**Stated task:** Copy out all the data, word for word.

--*--

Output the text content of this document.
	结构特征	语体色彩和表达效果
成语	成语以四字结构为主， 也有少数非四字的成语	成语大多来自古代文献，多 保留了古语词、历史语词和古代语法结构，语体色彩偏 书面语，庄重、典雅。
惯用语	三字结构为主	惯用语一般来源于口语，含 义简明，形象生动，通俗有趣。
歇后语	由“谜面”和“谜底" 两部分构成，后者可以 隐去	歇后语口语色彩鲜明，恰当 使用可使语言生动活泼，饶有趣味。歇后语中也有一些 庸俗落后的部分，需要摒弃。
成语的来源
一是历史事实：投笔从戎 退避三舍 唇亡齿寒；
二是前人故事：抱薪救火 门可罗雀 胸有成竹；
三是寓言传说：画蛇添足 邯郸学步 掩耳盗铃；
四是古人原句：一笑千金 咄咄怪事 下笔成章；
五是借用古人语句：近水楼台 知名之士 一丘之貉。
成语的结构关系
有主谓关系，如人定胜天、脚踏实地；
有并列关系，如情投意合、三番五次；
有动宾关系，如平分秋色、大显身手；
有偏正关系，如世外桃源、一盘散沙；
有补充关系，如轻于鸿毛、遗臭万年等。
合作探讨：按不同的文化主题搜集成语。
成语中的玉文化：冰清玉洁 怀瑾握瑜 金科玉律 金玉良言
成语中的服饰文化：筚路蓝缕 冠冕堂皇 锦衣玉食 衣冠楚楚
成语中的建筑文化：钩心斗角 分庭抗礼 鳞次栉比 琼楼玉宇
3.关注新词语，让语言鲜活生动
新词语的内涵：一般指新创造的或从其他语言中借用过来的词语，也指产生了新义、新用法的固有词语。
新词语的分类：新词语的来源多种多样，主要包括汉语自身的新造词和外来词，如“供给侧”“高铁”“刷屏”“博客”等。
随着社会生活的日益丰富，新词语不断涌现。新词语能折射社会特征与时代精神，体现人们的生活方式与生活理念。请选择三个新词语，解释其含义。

--*--

**Result:**
Output the text content of this document.
	结构特征	语体色彩和表达效果
成语	成语以四字结构为主， 也有少数非四字的成语	成语大多来自古代文献，多 保留了古语词、历史语词和古代语法结构，语体色彩偏 书面语，庄重、典雅。
惯用语	三字结构为主	惯用语一般来源于口语，含 义简明，形象生动，通俗有趣。
歇后语	由“谜面”和“谜底" 两部分构成，后者可以 隐去	歇后语口语色彩鲜明，恰当 使用可使语言生动活泼，饶有趣味。歇后语中也有一些 庸俗落后的部分，需要摒弃。
成语的来源
一是历史事实：投笔从戎 退避三舍 唇亡齿寒；
二是前人故事：抱薪救火 门可罗雀 胸有成竹；
三是寓言传说：画蛇添足 邯郸学步 掩耳盗铃；
四是古人原句：一笑千金 咄咄怪事 下笔成章；
五是借用古人语句：近水楼台 知名之士 一丘之貉。
成语的结构关系
有主谓关系，如人定胜天、脚踏实地；
有并列关系，如情投意合、三番五次；
有动宾关系，如平分秋色、大显身手；
有偏正关系，如世外桃源、一盘散沙；
有补充关系，如轻于鸿毛、遗臭万年等。
合作探讨：按不同的文化主题搜集成语。
成语中的玉文化：冰清玉洁 怀瑾握瑜 金科玉律 金玉良言
成语中的服饰文化：筚路蓝缕 冠冕堂皇 锦衣玉食 衣冠楚楚
成语中的建筑文化：钩心斗角 分庭抗礼 鳞次栉比 琼楼玉宇
3.关注新词语，让语言鲜活生动
新词语的内涵：一般指新创造的或从其他语言中借用过来的词语，也指产生了新义、新用法的固有词语。
新词语的分类：新词语的来源多种多样，主要包括汉语自身的新造词和外来词，如“供给侧”“高铁”“刷屏”“博客”等。
随着社会生活的日益丰富，新词语不断涌现。新词语能折射社会特征与时代精神，体现人们的生活方式与生活理念。请选择三个新词语，解释其含义。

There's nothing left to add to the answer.